### Stored data
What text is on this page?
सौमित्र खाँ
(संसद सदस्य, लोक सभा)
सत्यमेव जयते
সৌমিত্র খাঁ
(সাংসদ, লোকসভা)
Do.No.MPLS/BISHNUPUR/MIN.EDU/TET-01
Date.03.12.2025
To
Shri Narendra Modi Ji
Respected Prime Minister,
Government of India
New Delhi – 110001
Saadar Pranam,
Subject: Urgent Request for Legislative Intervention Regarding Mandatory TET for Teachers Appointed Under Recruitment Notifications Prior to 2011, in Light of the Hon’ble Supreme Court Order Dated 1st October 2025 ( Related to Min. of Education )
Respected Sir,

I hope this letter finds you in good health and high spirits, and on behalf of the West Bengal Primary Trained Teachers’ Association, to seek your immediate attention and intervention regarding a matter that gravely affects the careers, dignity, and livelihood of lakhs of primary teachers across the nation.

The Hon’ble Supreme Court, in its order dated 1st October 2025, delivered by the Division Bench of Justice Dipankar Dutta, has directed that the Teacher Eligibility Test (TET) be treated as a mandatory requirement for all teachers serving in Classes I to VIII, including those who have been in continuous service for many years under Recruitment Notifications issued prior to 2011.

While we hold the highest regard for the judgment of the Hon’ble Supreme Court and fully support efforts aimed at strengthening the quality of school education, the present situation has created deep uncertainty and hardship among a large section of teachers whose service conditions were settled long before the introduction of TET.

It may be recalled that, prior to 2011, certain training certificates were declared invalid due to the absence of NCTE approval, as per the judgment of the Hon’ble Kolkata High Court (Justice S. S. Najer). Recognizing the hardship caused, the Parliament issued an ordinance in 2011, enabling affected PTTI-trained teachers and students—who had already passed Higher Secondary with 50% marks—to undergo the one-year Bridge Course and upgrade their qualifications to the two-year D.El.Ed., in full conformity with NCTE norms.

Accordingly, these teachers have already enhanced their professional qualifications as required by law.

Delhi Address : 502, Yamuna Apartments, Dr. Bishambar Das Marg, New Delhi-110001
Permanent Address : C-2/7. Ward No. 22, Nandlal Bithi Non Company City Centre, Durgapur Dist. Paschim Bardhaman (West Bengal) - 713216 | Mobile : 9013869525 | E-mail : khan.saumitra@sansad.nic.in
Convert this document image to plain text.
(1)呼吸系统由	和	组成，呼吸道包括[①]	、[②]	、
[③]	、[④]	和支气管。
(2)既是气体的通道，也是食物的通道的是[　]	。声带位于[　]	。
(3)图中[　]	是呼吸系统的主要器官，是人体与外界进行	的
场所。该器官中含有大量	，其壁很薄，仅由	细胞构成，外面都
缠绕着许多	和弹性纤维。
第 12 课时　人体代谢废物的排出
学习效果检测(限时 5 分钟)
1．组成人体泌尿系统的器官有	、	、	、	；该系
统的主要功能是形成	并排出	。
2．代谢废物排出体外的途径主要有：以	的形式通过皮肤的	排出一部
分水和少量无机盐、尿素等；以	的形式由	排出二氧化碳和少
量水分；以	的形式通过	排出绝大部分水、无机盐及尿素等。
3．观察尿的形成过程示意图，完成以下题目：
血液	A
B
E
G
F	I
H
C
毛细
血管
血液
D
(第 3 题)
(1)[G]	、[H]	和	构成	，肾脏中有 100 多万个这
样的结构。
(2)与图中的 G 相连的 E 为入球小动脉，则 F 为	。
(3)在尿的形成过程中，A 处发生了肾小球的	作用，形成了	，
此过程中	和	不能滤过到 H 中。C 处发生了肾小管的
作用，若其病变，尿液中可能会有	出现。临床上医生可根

### Exercise objective
From the listing above, copy out each line where the word "Address" appears.

### Answer for this exercise
Delhi Address : 502, Yamuna Apartments, Dr. Bishambar Das Marg, New Delhi-110001
Permanent Address : C-2/7. Ward No. 22, Nandlal Bithi Non Company City Centre, Durgapur Dist. Paschim Bardhaman (West Bengal) - 713216 | Mobile : 9013869525 | E-mail : khan.saumitra@sansad.nic.in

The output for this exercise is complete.